* **Input data**:
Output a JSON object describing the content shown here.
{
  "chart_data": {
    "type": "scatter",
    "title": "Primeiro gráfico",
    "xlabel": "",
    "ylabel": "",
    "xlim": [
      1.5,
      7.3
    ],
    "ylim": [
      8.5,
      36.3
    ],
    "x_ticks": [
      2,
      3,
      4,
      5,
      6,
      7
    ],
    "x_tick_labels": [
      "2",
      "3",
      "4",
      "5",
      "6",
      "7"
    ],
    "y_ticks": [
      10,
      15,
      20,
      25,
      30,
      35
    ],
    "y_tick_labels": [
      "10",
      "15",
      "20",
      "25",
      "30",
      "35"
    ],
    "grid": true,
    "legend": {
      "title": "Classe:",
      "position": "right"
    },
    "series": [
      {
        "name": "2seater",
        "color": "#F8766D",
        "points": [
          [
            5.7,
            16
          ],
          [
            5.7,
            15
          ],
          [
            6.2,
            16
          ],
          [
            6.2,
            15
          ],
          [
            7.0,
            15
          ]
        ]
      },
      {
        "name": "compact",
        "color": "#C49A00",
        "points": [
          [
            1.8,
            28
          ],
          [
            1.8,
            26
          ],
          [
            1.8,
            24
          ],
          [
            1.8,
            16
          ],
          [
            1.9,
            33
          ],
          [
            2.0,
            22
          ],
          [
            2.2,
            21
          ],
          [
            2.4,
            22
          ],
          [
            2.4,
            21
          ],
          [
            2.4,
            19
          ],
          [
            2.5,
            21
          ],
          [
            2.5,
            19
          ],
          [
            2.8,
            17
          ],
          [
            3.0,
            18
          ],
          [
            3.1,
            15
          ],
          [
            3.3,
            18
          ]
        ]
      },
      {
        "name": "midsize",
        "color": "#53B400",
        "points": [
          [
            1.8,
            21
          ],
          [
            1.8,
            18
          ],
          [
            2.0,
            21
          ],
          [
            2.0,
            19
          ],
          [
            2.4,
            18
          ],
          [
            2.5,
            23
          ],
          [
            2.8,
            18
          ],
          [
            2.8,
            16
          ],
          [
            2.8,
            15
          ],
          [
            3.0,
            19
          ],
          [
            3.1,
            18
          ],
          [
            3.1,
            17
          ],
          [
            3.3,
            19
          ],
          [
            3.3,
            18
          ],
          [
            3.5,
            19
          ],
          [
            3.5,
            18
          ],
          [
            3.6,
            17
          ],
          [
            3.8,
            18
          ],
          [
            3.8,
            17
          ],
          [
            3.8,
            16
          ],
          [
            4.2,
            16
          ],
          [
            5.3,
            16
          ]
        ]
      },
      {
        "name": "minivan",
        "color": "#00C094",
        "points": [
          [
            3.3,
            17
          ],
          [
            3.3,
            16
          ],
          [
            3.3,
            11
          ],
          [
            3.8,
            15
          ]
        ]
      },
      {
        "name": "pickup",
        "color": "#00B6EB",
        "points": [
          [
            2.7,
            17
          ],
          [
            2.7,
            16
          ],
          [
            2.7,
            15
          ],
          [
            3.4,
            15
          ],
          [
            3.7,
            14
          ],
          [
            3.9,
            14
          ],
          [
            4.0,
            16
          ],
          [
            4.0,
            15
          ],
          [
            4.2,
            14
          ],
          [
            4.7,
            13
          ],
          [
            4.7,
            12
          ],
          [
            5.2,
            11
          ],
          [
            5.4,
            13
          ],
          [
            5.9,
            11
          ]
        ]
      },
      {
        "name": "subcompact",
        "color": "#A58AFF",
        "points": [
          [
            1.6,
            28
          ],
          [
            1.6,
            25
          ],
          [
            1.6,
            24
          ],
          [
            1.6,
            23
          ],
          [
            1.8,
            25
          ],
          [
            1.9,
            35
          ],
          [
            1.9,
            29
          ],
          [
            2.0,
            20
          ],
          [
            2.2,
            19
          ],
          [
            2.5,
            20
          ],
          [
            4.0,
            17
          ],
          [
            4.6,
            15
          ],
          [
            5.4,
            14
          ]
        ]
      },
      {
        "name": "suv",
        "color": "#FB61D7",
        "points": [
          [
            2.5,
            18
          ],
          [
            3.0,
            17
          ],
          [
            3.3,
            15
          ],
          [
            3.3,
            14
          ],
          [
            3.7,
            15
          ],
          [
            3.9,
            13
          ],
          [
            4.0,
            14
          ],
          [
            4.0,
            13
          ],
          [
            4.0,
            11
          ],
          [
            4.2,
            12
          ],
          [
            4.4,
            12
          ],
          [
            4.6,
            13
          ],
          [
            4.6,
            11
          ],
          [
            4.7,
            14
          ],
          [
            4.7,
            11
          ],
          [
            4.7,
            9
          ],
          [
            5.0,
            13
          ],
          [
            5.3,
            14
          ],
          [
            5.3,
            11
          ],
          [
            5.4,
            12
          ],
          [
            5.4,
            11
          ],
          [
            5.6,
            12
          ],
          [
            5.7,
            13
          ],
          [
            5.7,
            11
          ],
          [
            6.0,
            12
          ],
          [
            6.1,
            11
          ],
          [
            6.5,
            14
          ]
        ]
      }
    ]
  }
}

* **Problem statement**: Write out the data again, exactly and in full.

* **Solution**:
Output a JSON object describing the content shown here.
{
  "chart_data": {
    "type": "scatter",
    "title": "Primeiro gráfico",
    "xlabel": "",
    "ylabel": "",
    "xlim": [
      1.5,
      7.3
    ],
    "ylim": [
      8.5,
      36.3
    ],
    "x_ticks": [
      2,
      3,
      4,
      5,
      6,
      7
    ],
    "x_tick_labels": [
      "2",
      "3",
      "4",
      "5",
      "6",
      "7"
    ],
    "y_ticks": [
      10,
      15,
      20,
      25,
      30,
      35
    ],
    "y_tick_labels": [
      "10",
      "15",
      "20",
      "25",
      "30",
      "35"
    ],
    "grid": true,
    "legend": {
      "title": "Classe:",
      "position": "right"
    },
    "series": [
      {
        "name": "2seater",
        "color": "#F8766D",
        "points": [
          [
            5.7,
            16
          ],
          [
            5.7,
            15
          ],
          [
            6.2,
            16
          ],
          [
            6.2,
            15
          ],
          [
            7.0,
            15
          ]
        ]
      },
      {
        "name": "compact",
        "color": "#C49A00",
        "points": [
          [
            1.8,
            28
          ],
          [
            1.8,
            26
          ],
          [
            1.8,
            24
          ],
          [
            1.8,
            16
          ],
          [
            1.9,
            33
          ],
          [
            2.0,
            22
          ],
          [
            2.2,
            21
          ],
          [
            2.4,
            22
          ],
          [
            2.4,
            21
          ],
          [
            2.4,
            19
          ],
          [
            2.5,
            21
          ],
          [
            2.5,
            19
          ],
          [
            2.8,
            17
          ],
          [
            3.0,
            18
          ],
          [
            3.1,
            15
          ],
          [
            3.3,
            18
          ]
        ]
      },
      {
        "name": "midsize",
        "color": "#53B400",
        "points": [
          [
            1.8,
            21
          ],
          [
            1.8,
            18
          ],
          [
            2.0,
            21
          ],
          [
            2.0,
            19
          ],
          [
            2.4,
            18
          ],
          [
            2.5,
            23
          ],
          [
            2.8,
            18
          ],
          [
            2.8,
            16
          ],
          [
            2.8,
            15
          ],
          [
            3.0,
            19
          ],
          [
            3.1,
            18
          ],
          [
            3.1,
            17
          ],
          [
            3.3,
            19
          ],
          [
            3.3,
            18
          ],
          [
            3.5,
            19
          ],
          [
            3.5,
            18
          ],
          [
            3.6,
            17
          ],
          [
            3.8,
            18
          ],
          [
            3.8,
            17
          ],
          [
            3.8,
            16
          ],
          [
            4.2,
            16
          ],
          [
            5.3,
            16
          ]
        ]
      },
      {
        "name": "minivan",
        "color": "#00C094",
        "points": [
          [
            3.3,
            17
          ],
          [
            3.3,
            16
          ],
          [
            3.3,
            11
          ],
          [
            3.8,
            15
          ]
        ]
      },
      {
        "name": "pickup",
        "color": "#00B6EB",
        "points": [
          [
            2.7,
            17
          ],
          [
            2.7,
            16
          ],
          [
            2.7,
            15
          ],
          [
            3.4,
            15
          ],
          [
            3.7,
            14
          ],
          [
            3.9,
            14
          ],
          [
            4.0,
            16
          ],
          [
            4.0,
            15
          ],
          [
            4.2,
            14
          ],
          [
            4.7,
            13
          ],
          [
            4.7,
            12
          ],
          [
            5.2,
            11
          ],
          [
            5.4,
            13
          ],
          [
            5.9,
            11
          ]
        ]
      },
      {
        "name": "subcompact",
        "color": "#A58AFF",
        "points": [
          [
            1.6,
            28
          ],
          [
            1.6,
            25
          ],
          [
            1.6,
            24
          ],
          [
            1.6,
            23
          ],
          [
            1.8,
            25
          ],
          [
            1.9,
            35
          ],
          [
            1.9,
            29
          ],
          [
            2.0,
            20
          ],
          [
            2.2,
            19
          ],
          [
            2.5,
            20
          ],
          [
            4.0,
            17
          ],
          [
            4.6,
            15
          ],
          [
            5.4,
            14
          ]
        ]
      },
      {
        "name": "suv",
        "color": "#FB61D7",
        "points": [
          [
            2.5,
            18
          ],
          [
            3.0,
            17
          ],
          [
            3.3,
            15
          ],
          [
            3.3,
            14
          ],
          [
            3.7,
            15
          ],
          [
            3.9,
            13
          ],
          [
            4.0,
            14
          ],
          [
            4.0,
            13
          ],
          [
            4.0,
            11
          ],
          [
            4.2,
            12
          ],
          [
            4.4,
            12
          ],
          [
            4.6,
            13
          ],
          [
            4.6,
            11
          ],
          [
            4.7,
            14
          ],
          [
            4.7,
            11
          ],
          [
            4.7,
            9
          ],
          [
            5.0,
            13
          ],
          [
            5.3,
            14
          ],
          [
            5.3,
            11
          ],
          [
            5.4,
            12
          ],
          [
            5.4,
            11
          ],
          [
            5.6,
            12
          ],
          [
            5.7,
            13
          ],
          [
            5.7,
            11
          ],
          [
            6.0,
            12
          ],
          [
            6.1,
            11
          ],
          [
            6.5,
            14
          ]
        ]
      }
    ]
  }
}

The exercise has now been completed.